_Problem:_
Gather up the lines that contain "their".

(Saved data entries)
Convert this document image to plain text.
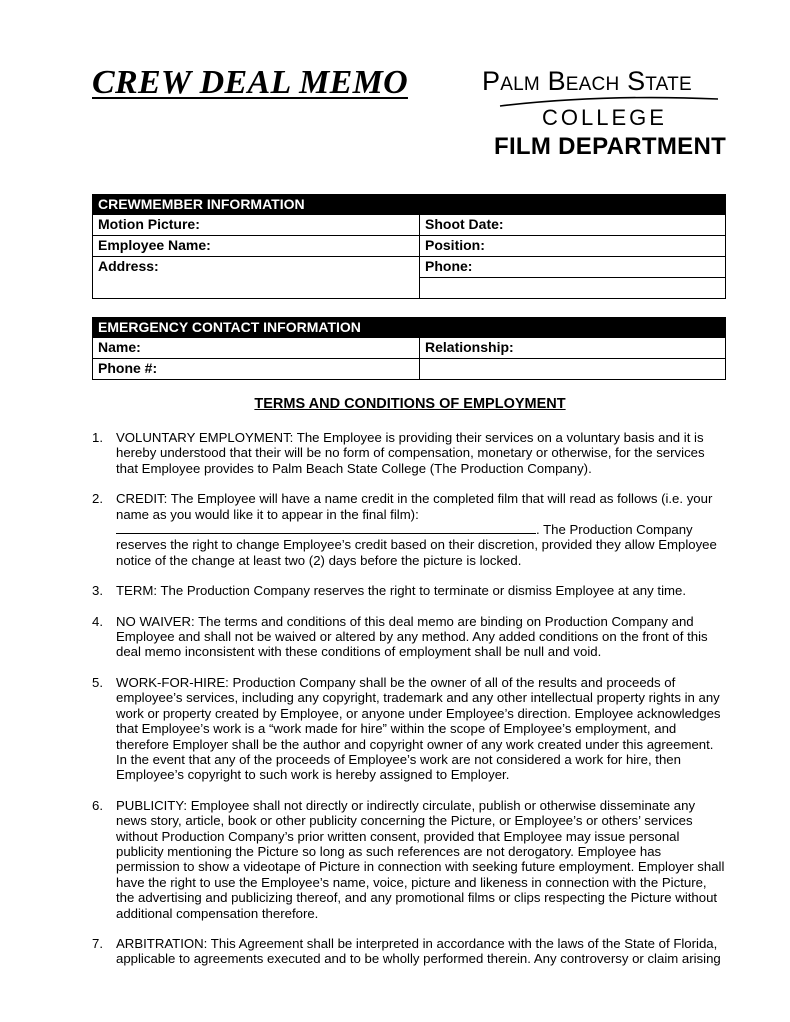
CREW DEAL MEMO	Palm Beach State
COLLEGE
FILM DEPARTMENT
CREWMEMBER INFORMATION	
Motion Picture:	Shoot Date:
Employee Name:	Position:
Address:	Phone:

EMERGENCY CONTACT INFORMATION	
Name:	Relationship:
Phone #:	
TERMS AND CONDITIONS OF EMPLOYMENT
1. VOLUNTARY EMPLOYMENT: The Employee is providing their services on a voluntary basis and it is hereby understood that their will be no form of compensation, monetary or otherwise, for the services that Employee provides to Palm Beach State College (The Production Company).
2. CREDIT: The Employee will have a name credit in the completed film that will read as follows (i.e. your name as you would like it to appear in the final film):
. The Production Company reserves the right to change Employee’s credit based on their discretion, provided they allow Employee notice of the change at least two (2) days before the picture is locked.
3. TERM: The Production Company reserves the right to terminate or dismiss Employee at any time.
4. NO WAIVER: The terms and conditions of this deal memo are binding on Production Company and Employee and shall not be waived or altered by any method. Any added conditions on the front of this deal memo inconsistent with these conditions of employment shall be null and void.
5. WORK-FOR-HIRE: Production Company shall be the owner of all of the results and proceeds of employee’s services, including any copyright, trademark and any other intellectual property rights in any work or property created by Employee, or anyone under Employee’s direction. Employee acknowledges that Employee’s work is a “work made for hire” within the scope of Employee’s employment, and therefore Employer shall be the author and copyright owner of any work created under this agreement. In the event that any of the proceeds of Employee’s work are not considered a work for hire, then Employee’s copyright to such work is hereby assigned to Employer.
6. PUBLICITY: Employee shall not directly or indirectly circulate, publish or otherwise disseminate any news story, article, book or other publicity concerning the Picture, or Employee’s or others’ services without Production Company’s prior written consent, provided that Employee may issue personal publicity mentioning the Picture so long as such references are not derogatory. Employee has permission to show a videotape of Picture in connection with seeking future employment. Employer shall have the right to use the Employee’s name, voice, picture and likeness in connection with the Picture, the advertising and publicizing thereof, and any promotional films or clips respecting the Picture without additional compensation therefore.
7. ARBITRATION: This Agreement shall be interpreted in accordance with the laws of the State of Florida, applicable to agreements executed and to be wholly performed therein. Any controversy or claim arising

* * *

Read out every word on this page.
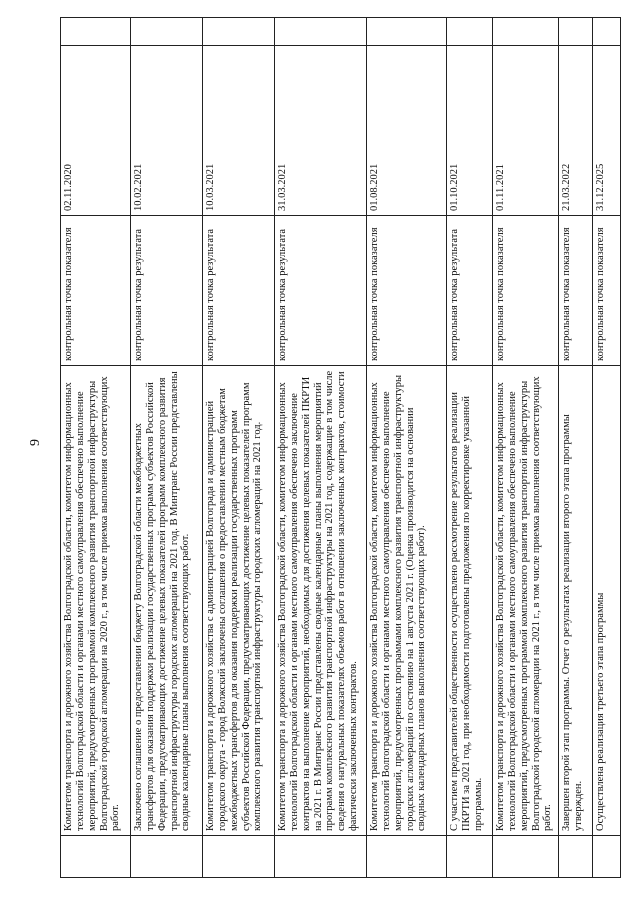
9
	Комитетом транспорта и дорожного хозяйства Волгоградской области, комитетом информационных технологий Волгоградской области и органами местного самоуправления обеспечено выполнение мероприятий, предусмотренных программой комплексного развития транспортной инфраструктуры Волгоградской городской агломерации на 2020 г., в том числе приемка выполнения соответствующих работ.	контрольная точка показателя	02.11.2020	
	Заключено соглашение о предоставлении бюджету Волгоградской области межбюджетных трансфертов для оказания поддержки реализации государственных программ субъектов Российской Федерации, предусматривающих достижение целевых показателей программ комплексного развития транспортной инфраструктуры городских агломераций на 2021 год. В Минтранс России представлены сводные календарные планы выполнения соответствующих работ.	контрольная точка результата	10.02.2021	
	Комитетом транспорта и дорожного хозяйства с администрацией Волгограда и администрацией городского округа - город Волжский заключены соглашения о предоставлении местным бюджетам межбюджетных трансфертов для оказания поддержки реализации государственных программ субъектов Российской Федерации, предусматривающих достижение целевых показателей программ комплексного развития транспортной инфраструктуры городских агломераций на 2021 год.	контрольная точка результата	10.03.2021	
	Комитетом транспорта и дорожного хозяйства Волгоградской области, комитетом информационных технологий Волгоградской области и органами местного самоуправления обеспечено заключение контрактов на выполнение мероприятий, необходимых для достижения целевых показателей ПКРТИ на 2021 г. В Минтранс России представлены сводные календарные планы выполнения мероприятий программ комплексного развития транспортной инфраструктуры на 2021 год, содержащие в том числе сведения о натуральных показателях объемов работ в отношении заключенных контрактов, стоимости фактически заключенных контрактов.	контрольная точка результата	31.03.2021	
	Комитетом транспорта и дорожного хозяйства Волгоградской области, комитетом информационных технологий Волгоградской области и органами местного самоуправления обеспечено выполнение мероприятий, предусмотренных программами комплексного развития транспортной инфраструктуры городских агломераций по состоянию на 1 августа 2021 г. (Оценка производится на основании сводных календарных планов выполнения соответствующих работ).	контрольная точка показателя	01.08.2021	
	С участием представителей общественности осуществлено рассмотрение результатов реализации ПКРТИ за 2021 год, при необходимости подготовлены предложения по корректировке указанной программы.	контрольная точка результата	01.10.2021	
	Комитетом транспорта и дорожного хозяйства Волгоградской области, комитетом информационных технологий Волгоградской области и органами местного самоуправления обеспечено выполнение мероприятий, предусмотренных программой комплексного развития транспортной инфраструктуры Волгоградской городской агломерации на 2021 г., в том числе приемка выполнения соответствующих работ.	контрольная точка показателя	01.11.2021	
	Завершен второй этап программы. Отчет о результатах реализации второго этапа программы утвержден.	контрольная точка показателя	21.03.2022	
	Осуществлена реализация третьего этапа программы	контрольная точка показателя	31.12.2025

_The reply:_
1. VOLUNTARY EMPLOYMENT: The Employee is providing their services on a voluntary basis and it is hereby understood that their will be no form of compensation, monetary or otherwise, for the services that Employee provides to Palm Beach State College (The Production Company).
. The Production Company reserves the right to change Employee’s credit based on their discretion, provided they allow Employee notice of the change at least two (2) days before the picture is locked.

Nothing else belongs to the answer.